Aim of the task
Locate the word "Chef" in the material, then show every line that holds it.

★ ★ ★ ★

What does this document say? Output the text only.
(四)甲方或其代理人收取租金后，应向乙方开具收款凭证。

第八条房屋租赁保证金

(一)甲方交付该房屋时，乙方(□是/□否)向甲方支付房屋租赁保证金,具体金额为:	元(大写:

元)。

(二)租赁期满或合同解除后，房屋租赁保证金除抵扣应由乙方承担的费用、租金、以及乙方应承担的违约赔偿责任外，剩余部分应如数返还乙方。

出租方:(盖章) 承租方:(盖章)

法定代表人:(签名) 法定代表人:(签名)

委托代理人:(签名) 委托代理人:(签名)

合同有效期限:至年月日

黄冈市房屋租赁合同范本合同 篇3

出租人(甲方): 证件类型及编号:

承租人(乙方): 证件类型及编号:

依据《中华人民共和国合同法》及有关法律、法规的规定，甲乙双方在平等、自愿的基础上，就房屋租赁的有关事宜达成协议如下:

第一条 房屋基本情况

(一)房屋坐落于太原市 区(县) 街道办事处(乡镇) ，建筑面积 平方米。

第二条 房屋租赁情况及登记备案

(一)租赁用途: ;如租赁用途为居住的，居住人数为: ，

★ ★ ★ ★

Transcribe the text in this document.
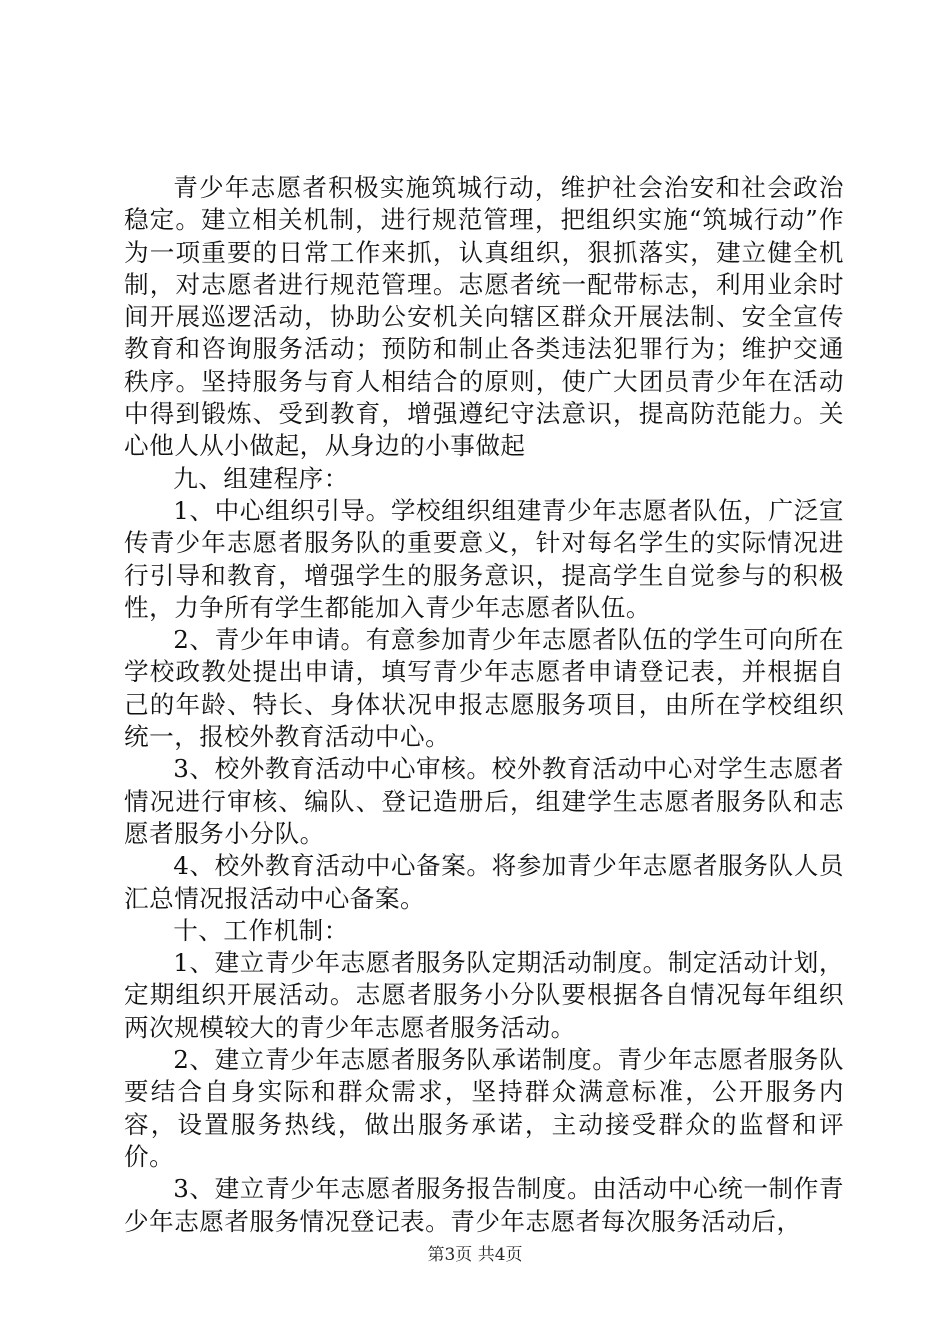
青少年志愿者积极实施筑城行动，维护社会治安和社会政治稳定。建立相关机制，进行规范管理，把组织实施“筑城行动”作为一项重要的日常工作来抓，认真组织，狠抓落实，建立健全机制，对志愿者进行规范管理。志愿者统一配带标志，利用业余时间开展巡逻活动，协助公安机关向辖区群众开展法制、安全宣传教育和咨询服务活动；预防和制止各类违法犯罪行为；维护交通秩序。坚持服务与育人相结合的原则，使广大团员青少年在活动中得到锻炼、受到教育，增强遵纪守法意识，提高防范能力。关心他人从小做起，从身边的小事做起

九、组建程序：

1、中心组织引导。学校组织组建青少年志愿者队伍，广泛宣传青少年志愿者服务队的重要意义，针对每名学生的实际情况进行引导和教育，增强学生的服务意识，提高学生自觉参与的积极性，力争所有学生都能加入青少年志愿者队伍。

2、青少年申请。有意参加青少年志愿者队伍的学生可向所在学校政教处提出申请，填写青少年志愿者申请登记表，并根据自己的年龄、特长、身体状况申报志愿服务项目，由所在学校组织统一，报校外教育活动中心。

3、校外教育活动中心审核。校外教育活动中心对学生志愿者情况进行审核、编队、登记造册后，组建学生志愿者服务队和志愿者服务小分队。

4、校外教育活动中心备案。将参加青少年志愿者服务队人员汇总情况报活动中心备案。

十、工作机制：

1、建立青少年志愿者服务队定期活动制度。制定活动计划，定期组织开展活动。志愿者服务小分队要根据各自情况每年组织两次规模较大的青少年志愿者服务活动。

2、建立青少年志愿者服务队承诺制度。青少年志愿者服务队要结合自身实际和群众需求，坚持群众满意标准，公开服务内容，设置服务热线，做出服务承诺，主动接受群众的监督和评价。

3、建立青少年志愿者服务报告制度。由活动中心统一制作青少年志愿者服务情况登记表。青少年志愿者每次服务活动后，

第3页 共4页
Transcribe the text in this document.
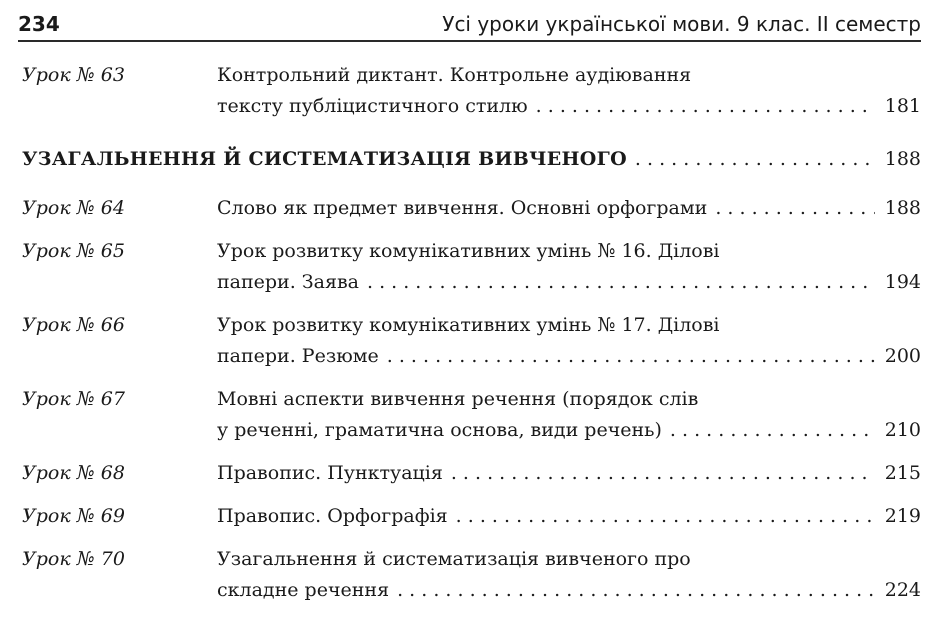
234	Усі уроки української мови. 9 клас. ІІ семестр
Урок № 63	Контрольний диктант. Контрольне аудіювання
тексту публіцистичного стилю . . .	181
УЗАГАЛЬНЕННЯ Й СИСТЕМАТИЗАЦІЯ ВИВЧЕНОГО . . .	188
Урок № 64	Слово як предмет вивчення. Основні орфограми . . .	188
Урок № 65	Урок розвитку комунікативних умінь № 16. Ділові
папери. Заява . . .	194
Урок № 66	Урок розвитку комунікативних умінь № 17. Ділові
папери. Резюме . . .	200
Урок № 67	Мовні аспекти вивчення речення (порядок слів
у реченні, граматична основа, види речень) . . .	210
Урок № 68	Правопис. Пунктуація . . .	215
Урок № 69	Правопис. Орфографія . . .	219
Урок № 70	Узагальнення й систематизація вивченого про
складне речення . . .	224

★ ★ ★ ★

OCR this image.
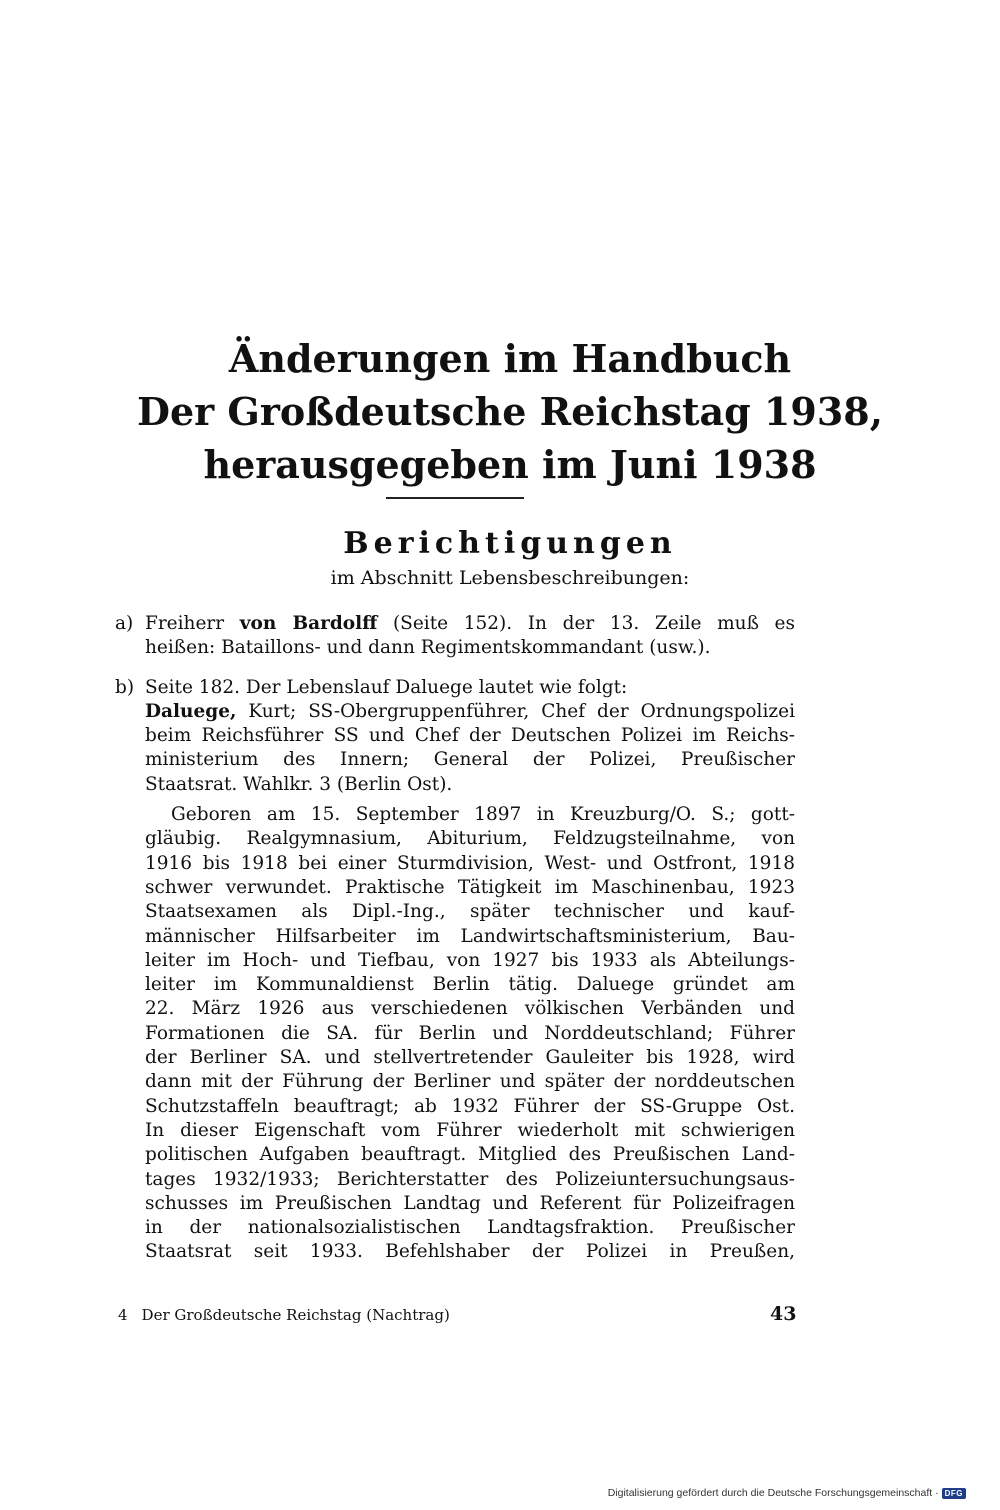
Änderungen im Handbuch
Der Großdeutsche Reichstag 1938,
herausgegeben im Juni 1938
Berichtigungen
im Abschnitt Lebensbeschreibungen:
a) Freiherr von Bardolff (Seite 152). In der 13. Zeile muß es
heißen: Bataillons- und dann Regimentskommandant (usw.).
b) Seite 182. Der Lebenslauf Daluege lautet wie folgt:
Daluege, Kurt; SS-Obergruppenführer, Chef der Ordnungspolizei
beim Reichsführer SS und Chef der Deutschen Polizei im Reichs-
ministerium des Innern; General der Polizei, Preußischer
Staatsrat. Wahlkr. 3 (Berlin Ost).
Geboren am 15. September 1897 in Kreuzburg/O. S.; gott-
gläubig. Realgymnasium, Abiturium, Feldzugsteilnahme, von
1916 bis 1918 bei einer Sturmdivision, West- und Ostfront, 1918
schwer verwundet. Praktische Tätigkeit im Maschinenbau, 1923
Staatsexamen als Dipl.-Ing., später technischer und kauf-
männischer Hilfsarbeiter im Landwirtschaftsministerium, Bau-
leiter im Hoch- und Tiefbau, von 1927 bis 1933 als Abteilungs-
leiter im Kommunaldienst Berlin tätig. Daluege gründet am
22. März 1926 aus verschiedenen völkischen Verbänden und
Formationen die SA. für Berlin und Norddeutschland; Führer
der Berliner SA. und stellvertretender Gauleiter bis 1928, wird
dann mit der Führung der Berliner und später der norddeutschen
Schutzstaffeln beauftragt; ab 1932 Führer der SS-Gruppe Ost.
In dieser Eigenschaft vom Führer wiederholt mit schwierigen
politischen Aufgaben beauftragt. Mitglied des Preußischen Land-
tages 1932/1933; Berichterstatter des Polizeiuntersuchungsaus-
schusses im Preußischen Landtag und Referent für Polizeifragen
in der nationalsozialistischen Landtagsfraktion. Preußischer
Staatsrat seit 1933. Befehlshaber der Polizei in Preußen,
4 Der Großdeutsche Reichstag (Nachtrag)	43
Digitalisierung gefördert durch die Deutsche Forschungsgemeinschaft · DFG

★ ★ ★ ★

Answer to the problem
Daluege, Kurt; SS-Obergruppenführer, Chef der Ordnungspolizei
beim Reichsführer SS und Chef der Deutschen Polizei im Reichs-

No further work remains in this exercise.